Nas quartas de final, na transmissão de Palmeiras x Ituano, a Record iniciou a jornada faltando dois minutos para o apito inicial, repetindo uma prática pela qual a Globo apanhou muito ao longo dos anos. Não se pode bater na maior emissora do país, como o canal de Edir Macedo fez na década passada, e repetir as mesmas coisas quando se tem os direitos de transmissão no lugar dela.

O jogo de ida da final às 21h40 foi um desses momentos. Até a Globo recentemente exibe as partidas às 21h30 em outros campeonatos (embora a final de 2021, na ida, tenha sido às 22h de uma quinta), como Copa do Brasil e Brasileirão.

A audiência foi interessante. A finalíssima rendeu 27 pontos em SP, segundo dados prévios do Ibope publicados pelo TV Pop. Só não deu mais audiência em 2022 com futebol do que a final do Mundial de Clubes na Band, que teve prorrogação e não estava no YouTube, como foi o caso de Palmeiras 4 x 0 São Paulo neste domingo.

No geral, a emissora fez 11 pontos de média. Tem vídeo no nosso canal com esse balanço.

Quando houve tempo para algum pré-jogo, a Record passou o campeonato todo com um cenário virtual que era de doer os olhos. E nem precisa citar qualquer concorrente. O visual das transmissões comandadas por Mylena Ciribelli na mesmíssima Record, só que no Rio de Janeiro, era muito melhor.

Dados fornecidos:
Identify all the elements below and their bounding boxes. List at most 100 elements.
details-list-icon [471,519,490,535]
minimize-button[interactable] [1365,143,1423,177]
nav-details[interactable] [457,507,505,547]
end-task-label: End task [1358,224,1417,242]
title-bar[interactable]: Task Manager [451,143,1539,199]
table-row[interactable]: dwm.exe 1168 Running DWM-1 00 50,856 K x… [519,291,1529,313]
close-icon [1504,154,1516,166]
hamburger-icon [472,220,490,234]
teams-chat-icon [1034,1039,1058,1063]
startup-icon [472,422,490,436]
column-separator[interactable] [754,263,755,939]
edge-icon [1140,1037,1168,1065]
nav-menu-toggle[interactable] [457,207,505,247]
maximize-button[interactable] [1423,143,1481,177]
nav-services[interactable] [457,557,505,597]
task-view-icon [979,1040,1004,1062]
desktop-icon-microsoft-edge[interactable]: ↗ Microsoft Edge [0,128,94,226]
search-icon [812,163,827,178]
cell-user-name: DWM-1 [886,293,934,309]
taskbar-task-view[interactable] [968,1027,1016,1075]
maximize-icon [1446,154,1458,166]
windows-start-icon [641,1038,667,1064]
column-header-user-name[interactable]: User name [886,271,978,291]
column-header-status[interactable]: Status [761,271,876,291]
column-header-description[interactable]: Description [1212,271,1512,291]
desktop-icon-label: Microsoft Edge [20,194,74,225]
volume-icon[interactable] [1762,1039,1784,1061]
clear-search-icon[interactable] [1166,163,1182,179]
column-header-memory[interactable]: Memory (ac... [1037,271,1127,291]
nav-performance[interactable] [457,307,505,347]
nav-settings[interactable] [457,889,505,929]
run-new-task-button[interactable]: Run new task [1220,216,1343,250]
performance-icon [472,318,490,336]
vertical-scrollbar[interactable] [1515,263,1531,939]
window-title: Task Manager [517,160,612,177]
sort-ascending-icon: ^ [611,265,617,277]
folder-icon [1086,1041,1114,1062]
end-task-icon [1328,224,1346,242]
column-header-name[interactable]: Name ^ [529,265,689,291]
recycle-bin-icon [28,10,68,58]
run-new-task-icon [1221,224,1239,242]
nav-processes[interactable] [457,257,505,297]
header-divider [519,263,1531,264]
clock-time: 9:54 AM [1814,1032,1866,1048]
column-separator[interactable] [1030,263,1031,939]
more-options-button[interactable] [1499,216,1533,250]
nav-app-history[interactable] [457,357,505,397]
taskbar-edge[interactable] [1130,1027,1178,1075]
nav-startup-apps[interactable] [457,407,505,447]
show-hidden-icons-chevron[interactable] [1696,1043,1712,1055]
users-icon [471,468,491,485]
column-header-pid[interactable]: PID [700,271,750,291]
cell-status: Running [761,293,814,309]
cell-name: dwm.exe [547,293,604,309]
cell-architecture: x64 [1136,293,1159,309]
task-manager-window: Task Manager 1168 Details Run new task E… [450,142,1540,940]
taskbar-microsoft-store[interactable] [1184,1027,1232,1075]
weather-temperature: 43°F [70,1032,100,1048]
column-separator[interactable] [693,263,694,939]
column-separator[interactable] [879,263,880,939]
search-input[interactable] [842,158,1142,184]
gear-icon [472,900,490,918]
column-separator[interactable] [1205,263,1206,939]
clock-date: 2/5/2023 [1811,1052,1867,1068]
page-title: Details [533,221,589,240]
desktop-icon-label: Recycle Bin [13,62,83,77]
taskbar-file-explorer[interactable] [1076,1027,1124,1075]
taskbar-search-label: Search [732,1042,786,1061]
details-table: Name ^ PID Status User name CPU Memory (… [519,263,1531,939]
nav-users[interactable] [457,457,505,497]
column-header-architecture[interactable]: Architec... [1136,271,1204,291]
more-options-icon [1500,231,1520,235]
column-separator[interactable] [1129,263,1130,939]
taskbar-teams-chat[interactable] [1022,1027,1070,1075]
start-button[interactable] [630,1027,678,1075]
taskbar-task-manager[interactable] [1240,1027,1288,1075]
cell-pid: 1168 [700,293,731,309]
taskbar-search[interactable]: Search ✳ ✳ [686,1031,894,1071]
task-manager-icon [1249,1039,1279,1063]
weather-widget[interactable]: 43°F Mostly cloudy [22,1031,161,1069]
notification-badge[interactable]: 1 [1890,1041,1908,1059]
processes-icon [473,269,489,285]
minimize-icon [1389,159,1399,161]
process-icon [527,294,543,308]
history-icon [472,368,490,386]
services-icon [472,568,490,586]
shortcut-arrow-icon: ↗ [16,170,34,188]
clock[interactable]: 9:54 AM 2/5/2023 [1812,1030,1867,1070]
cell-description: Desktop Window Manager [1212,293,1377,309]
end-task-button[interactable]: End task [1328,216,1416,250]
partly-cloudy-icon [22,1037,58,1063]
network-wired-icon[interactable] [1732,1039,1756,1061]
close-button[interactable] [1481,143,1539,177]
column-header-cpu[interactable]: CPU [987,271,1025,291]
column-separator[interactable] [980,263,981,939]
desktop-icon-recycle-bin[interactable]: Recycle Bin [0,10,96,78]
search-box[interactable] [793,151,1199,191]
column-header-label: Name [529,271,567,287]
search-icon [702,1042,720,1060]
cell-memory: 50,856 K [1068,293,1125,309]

Instruções das tarefas:
**a.** Copie do texto sobre as transmissões da Record o trecho que começa em "O jogo de ida" e termina em "Paulo neste domingo.".
**b.** Segundo o texto sobre as transmissões da Record, quantos pontos de audiência a finalíssima rendeu em SP?

Respostas fornecidas:
**a.**
O jogo de ida da final às 21h40 foi um desses momentos. Até a Globo recentemente exibe as partidas às 21h30 em outros campeonatos (embora a final de 2021, na ida, tenha sido às 22h de uma quinta), como Copa do Brasil e Brasileirão.

A audiência foi interessante. A finalíssima rendeu 27 pontos em SP, segundo dados prévios do Ibope publicados pelo TV Pop. Só não deu mais audiência em 2022 com futebol do que a final do Mundial de Clubes na Band, que teve prorrogação e não estava no YouTube, como foi o caso de Palmeiras 4 x 0 São Paulo neste domingo.

**b.** A finalíssima rendeu 27 pontos em SP.